• SHORT TASK:
Update the records below by replacing "magnifier-icon" with "search-icon" and leaving everything else unchanged. Leave the pictures out of your answer.

• DATASET:

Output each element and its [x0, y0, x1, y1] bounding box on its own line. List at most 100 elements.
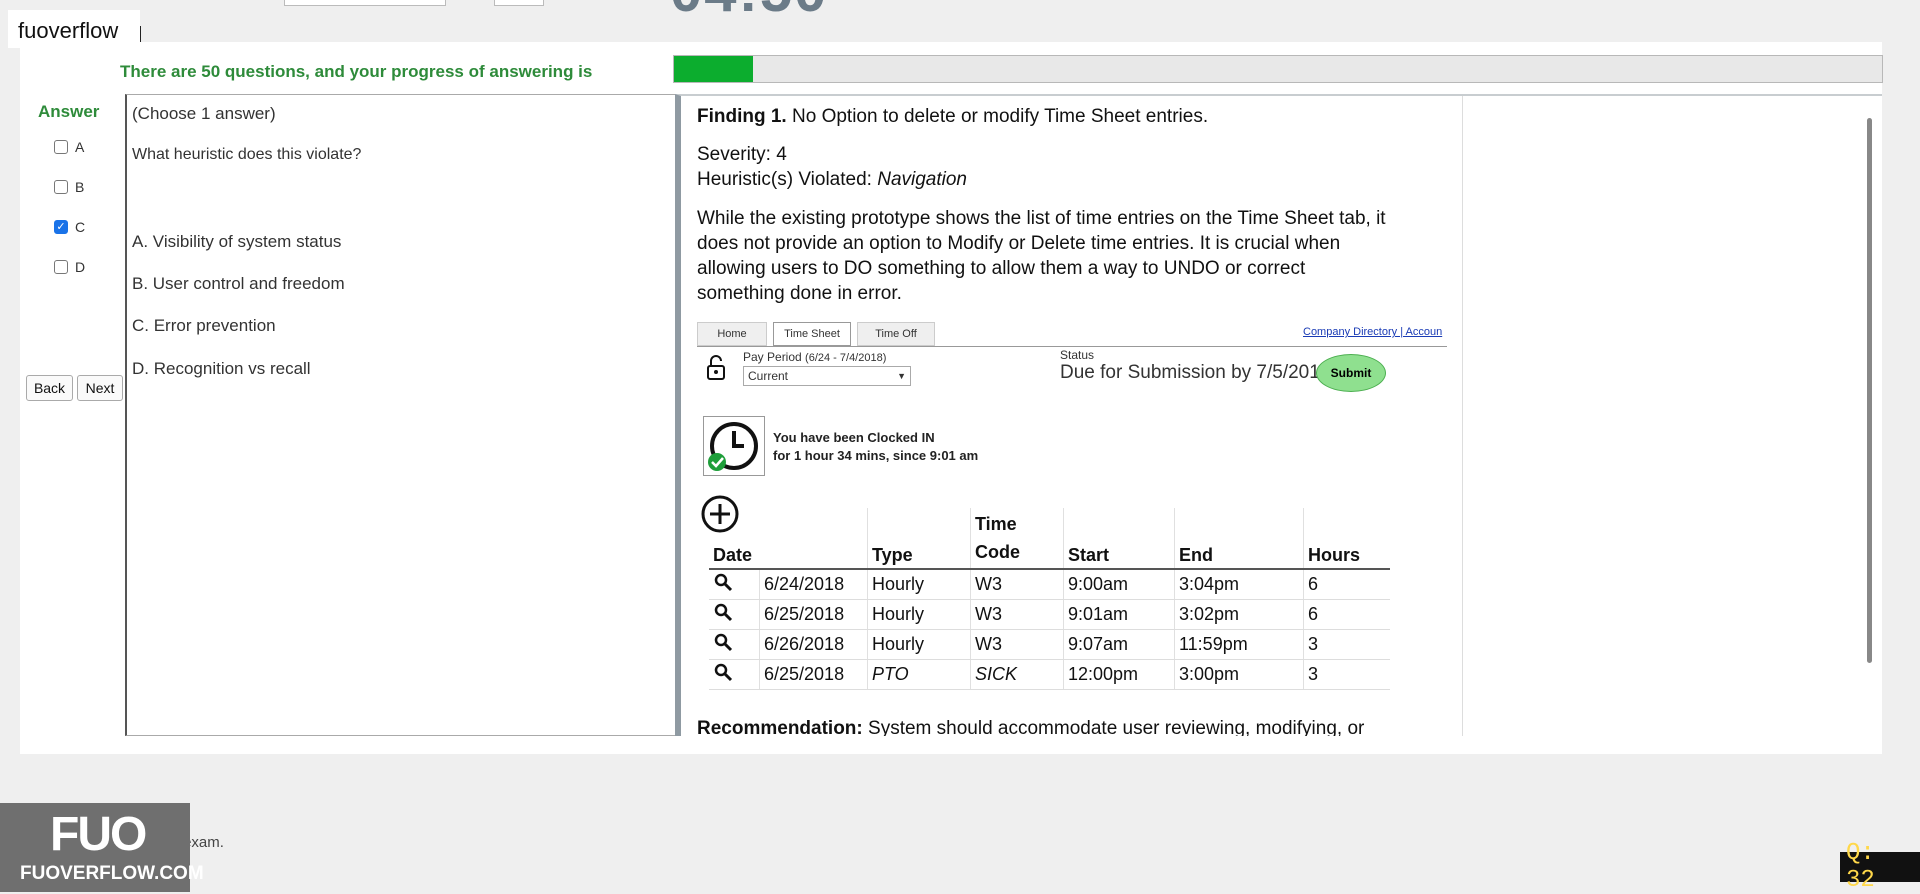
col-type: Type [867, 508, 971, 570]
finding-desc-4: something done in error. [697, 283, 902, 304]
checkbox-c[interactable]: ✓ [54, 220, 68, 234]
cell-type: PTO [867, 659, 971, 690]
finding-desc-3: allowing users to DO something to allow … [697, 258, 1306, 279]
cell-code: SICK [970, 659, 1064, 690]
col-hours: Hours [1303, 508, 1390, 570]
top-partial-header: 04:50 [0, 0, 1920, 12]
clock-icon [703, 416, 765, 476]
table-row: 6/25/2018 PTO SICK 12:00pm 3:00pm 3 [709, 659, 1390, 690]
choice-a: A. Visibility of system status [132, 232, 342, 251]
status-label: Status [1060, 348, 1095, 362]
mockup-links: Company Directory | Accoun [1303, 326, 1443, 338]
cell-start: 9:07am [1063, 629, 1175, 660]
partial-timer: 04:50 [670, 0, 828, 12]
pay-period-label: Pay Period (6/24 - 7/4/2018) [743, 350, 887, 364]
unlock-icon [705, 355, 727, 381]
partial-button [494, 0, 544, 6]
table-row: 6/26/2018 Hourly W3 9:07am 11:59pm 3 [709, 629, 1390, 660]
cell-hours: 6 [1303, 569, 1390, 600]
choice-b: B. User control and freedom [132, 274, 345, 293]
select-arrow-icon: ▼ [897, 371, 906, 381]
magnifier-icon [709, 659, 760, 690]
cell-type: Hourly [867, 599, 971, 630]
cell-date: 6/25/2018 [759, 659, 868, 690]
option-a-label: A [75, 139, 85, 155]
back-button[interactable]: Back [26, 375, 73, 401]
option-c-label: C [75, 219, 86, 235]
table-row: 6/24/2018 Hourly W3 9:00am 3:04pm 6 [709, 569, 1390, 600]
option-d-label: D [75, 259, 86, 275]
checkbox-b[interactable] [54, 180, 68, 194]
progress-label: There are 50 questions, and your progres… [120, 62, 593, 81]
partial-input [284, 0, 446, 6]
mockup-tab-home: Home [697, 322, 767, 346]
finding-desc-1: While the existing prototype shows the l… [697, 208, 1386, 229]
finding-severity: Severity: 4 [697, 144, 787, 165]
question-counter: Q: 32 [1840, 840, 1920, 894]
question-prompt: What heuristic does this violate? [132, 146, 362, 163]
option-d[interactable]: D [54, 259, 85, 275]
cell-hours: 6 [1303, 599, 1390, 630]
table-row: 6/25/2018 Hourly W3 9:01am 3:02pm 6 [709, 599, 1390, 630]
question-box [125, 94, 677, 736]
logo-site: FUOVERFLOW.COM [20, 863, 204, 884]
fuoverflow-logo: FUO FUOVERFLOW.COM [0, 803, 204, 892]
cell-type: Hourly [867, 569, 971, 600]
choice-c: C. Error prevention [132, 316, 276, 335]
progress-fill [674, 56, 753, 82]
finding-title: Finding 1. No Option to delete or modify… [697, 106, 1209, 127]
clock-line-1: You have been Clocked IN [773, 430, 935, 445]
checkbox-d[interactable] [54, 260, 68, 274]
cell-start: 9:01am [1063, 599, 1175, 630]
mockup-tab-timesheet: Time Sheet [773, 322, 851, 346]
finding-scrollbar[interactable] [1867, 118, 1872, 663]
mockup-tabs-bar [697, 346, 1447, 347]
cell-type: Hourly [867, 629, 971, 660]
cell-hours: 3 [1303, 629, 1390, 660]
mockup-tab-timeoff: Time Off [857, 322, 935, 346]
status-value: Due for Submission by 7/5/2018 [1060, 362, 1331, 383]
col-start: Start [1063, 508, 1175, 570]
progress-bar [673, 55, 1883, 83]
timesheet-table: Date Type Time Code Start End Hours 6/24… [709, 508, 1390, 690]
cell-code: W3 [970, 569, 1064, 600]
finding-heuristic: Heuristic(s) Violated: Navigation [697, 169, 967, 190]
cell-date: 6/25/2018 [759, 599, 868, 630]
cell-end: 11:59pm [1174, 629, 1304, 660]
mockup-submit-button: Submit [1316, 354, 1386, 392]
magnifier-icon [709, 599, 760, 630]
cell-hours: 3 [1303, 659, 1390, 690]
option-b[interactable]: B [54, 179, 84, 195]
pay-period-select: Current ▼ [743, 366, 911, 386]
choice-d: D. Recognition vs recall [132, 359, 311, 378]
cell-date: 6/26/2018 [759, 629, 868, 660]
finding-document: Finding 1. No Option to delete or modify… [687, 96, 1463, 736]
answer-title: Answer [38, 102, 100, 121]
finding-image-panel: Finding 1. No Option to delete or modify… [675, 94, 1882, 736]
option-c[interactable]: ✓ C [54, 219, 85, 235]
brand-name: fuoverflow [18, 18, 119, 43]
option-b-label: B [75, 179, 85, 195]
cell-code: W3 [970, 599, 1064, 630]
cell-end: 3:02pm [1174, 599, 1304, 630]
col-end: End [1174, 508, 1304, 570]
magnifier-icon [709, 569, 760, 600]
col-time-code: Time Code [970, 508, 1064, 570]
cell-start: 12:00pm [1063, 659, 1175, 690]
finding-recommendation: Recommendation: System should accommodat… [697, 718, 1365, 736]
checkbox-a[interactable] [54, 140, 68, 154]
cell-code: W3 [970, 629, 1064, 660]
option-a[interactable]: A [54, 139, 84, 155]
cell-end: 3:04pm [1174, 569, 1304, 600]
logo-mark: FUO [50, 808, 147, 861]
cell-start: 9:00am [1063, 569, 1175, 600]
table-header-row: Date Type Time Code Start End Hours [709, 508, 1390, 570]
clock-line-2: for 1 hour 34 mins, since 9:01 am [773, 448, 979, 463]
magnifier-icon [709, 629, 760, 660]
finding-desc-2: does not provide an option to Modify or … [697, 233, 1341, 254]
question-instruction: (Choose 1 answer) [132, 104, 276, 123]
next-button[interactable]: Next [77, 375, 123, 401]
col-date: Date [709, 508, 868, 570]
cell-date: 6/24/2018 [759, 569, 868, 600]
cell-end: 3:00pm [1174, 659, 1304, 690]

• THE OUTPUT:
Output each element and its [x0, y0, x1, y1] bounding box on its own line. List at most 100 elements.
col-type: Type [867, 508, 971, 570]
finding-desc-4: something done in error. [697, 283, 902, 304]
checkbox-c[interactable]: ✓ [54, 220, 68, 234]
cell-type: PTO [867, 659, 971, 690]
finding-desc-3: allowing users to DO something to allow … [697, 258, 1306, 279]
cell-code: SICK [970, 659, 1064, 690]
col-hours: Hours [1303, 508, 1390, 570]
top-partial-header: 04:50 [0, 0, 1920, 12]
clock-icon [703, 416, 765, 476]
table-row: 6/25/2018 PTO SICK 12:00pm 3:00pm 3 [709, 659, 1390, 690]
choice-a: A. Visibility of system status [132, 232, 342, 251]
status-label: Status [1060, 348, 1095, 362]
mockup-links: Company Directory | Accoun [1303, 326, 1443, 338]
cell-start: 9:07am [1063, 629, 1175, 660]
partial-timer: 04:50 [670, 0, 828, 12]
pay-period-label: Pay Period (6/24 - 7/4/2018) [743, 350, 887, 364]
unlock-icon [705, 355, 727, 381]
partial-button [494, 0, 544, 6]
table-row: 6/26/2018 Hourly W3 9:07am 11:59pm 3 [709, 629, 1390, 660]
cell-hours: 6 [1303, 569, 1390, 600]
choice-b: B. User control and freedom [132, 274, 345, 293]
select-arrow-icon: ▼ [897, 371, 906, 381]
search-icon [709, 659, 760, 690]
cell-type: Hourly [867, 599, 971, 630]
cell-date: 6/25/2018 [759, 659, 868, 690]
option-a-label: A [75, 139, 85, 155]
back-button[interactable]: Back [26, 375, 73, 401]
option-c-label: C [75, 219, 86, 235]
table-row: 6/24/2018 Hourly W3 9:00am 3:04pm 6 [709, 569, 1390, 600]
option-d-label: D [75, 259, 86, 275]
checkbox-b[interactable] [54, 180, 68, 194]
progress-label: There are 50 questions, and your progres… [120, 62, 593, 81]
partial-input [284, 0, 446, 6]
mockup-tab-home: Home [697, 322, 767, 346]
finding-desc-1: While the existing prototype shows the l… [697, 208, 1386, 229]
finding-severity: Severity: 4 [697, 144, 787, 165]
question-counter: Q: 32 [1840, 840, 1920, 894]
question-prompt: What heuristic does this violate? [132, 146, 362, 163]
option-d[interactable]: D [54, 259, 85, 275]
cell-hours: 6 [1303, 599, 1390, 630]
table-row: 6/25/2018 Hourly W3 9:01am 3:02pm 6 [709, 599, 1390, 630]
question-box [125, 94, 677, 736]
logo-site: FUOVERFLOW.COM [20, 863, 204, 884]
fuoverflow-logo: FUO FUOVERFLOW.COM [0, 803, 204, 892]
cell-type: Hourly [867, 569, 971, 600]
choice-c: C. Error prevention [132, 316, 276, 335]
progress-fill [674, 56, 753, 82]
finding-title: Finding 1. No Option to delete or modify… [697, 106, 1209, 127]
clock-line-1: You have been Clocked IN [773, 430, 935, 445]
checkbox-d[interactable] [54, 260, 68, 274]
cell-start: 9:01am [1063, 599, 1175, 630]
mockup-tab-timesheet: Time Sheet [773, 322, 851, 346]
finding-scrollbar[interactable] [1867, 118, 1872, 663]
mockup-tabs-bar [697, 346, 1447, 347]
cell-type: Hourly [867, 629, 971, 660]
cell-hours: 3 [1303, 629, 1390, 660]
mockup-tab-timeoff: Time Off [857, 322, 935, 346]
status-value: Due for Submission by 7/5/2018 [1060, 362, 1331, 383]
col-start: Start [1063, 508, 1175, 570]
progress-bar [673, 55, 1883, 83]
timesheet-table: Date Type Time Code Start End Hours 6/24… [709, 508, 1390, 690]
cell-code: W3 [970, 569, 1064, 600]
finding-heuristic: Heuristic(s) Violated: Navigation [697, 169, 967, 190]
cell-date: 6/25/2018 [759, 599, 868, 630]
cell-end: 11:59pm [1174, 629, 1304, 660]
mockup-submit-button: Submit [1316, 354, 1386, 392]
search-icon [709, 599, 760, 630]
cell-hours: 3 [1303, 659, 1390, 690]
option-b[interactable]: B [54, 179, 84, 195]
pay-period-select: Current ▼ [743, 366, 911, 386]
choice-d: D. Recognition vs recall [132, 359, 311, 378]
cell-date: 6/26/2018 [759, 629, 868, 660]
finding-document: Finding 1. No Option to delete or modify… [687, 96, 1463, 736]
answer-title: Answer [38, 102, 100, 121]
finding-image-panel: Finding 1. No Option to delete or modify… [675, 94, 1882, 736]
option-c[interactable]: ✓ C [54, 219, 85, 235]
brand-name: fuoverflow [18, 18, 119, 43]
option-b-label: B [75, 179, 85, 195]
cell-code: W3 [970, 599, 1064, 630]
cell-end: 3:02pm [1174, 599, 1304, 630]
col-end: End [1174, 508, 1304, 570]
search-icon [709, 569, 760, 600]
col-time-code: Time Code [970, 508, 1064, 570]
cell-start: 12:00pm [1063, 659, 1175, 690]
finding-recommendation: Recommendation: System should accommodat… [697, 718, 1365, 736]
checkbox-a[interactable] [54, 140, 68, 154]
cell-code: W3 [970, 629, 1064, 660]
option-a[interactable]: A [54, 139, 84, 155]
cell-end: 3:04pm [1174, 569, 1304, 600]
logo-mark: FUO [50, 808, 147, 861]
cell-start: 9:00am [1063, 569, 1175, 600]
table-header-row: Date Type Time Code Start End Hours [709, 508, 1390, 570]
clock-line-2: for 1 hour 34 mins, since 9:01 am [773, 448, 979, 463]
search-icon [709, 629, 760, 660]
finding-desc-2: does not provide an option to Modify or … [697, 233, 1341, 254]
question-instruction: (Choose 1 answer) [132, 104, 276, 123]
next-button[interactable]: Next [77, 375, 123, 401]
col-date: Date [709, 508, 868, 570]
cell-date: 6/24/2018 [759, 569, 868, 600]
cell-end: 3:00pm [1174, 659, 1304, 690]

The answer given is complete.